> _WHAT IS ASKED_: Show every line of the listing that contains the string "tile". Case counts.

----

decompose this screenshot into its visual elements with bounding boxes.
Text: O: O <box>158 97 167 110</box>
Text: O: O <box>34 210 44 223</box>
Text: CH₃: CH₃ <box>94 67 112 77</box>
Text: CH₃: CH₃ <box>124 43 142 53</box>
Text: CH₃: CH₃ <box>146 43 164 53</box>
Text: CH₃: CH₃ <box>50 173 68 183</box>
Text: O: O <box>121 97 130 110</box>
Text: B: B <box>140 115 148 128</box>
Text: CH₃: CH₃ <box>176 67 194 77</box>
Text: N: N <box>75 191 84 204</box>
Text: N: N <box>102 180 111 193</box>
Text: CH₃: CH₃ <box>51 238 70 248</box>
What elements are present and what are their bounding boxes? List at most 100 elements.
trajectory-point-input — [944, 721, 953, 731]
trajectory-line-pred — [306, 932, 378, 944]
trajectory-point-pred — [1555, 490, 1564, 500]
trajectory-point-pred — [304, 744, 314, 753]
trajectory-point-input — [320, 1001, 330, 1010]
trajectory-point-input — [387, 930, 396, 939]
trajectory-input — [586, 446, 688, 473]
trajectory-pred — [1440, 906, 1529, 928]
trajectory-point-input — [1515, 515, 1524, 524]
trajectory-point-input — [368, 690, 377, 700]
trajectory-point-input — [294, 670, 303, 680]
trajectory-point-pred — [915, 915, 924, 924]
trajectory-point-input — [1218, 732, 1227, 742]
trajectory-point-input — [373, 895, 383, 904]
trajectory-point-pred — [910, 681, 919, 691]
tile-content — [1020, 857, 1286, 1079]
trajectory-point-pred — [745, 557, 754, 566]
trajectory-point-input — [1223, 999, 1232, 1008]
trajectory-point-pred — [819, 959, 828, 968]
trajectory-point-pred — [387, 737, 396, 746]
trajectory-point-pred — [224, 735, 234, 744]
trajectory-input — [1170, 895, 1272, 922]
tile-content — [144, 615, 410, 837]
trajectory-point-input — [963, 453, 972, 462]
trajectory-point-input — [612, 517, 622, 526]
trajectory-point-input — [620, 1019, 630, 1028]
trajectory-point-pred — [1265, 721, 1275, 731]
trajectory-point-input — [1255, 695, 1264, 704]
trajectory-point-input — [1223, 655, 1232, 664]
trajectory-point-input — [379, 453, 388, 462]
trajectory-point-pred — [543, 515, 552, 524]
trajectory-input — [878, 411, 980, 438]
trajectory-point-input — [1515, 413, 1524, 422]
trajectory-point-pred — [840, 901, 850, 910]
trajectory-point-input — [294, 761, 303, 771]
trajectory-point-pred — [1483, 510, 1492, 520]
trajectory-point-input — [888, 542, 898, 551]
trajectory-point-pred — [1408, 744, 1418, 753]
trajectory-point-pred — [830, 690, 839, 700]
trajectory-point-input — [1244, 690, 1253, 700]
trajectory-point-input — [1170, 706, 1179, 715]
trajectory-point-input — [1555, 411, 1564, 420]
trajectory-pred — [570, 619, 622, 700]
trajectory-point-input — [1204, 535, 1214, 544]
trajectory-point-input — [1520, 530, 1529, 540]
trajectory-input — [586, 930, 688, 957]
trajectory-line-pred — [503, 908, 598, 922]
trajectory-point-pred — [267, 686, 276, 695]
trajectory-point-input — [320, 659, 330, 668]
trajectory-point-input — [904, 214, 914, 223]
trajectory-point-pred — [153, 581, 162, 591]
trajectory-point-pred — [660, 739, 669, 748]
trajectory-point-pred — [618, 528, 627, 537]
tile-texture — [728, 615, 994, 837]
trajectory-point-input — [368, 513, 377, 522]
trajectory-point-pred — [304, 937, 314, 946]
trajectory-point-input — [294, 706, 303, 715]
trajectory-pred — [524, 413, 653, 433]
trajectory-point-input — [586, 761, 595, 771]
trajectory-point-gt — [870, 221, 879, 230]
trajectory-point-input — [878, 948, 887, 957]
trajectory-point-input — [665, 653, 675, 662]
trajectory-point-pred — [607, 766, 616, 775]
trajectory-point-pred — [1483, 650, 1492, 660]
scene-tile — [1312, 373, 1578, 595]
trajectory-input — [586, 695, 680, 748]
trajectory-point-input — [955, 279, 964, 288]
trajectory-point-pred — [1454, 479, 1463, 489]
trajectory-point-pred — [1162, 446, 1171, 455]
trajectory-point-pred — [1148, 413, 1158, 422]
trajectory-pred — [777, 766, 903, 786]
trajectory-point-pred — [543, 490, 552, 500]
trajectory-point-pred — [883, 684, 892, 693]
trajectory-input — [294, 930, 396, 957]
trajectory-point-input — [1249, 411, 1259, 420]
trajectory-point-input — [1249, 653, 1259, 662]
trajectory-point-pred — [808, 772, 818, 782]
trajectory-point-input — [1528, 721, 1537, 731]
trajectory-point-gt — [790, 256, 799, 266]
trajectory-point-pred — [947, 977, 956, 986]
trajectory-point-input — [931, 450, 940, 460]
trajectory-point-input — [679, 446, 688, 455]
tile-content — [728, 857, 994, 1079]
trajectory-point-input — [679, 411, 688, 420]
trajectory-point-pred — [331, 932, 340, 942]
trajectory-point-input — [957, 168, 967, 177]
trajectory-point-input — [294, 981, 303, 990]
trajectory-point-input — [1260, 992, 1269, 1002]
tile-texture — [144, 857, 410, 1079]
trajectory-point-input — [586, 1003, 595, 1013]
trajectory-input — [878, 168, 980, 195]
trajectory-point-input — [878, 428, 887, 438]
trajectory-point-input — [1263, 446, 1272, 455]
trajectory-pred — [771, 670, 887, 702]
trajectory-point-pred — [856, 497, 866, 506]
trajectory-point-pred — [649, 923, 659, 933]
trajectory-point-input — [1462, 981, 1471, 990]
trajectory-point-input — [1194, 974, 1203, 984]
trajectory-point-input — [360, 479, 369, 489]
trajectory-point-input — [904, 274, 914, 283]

----

> _SOLUTION FOR THIS PROBLEM_:
tile-content — [1020, 857, 1286, 1079]
tile-content — [144, 615, 410, 837]
tile-texture — [728, 615, 994, 837]
scene-tile — [1312, 373, 1578, 595]
tile-content — [728, 857, 994, 1079]
tile-texture — [144, 857, 410, 1079]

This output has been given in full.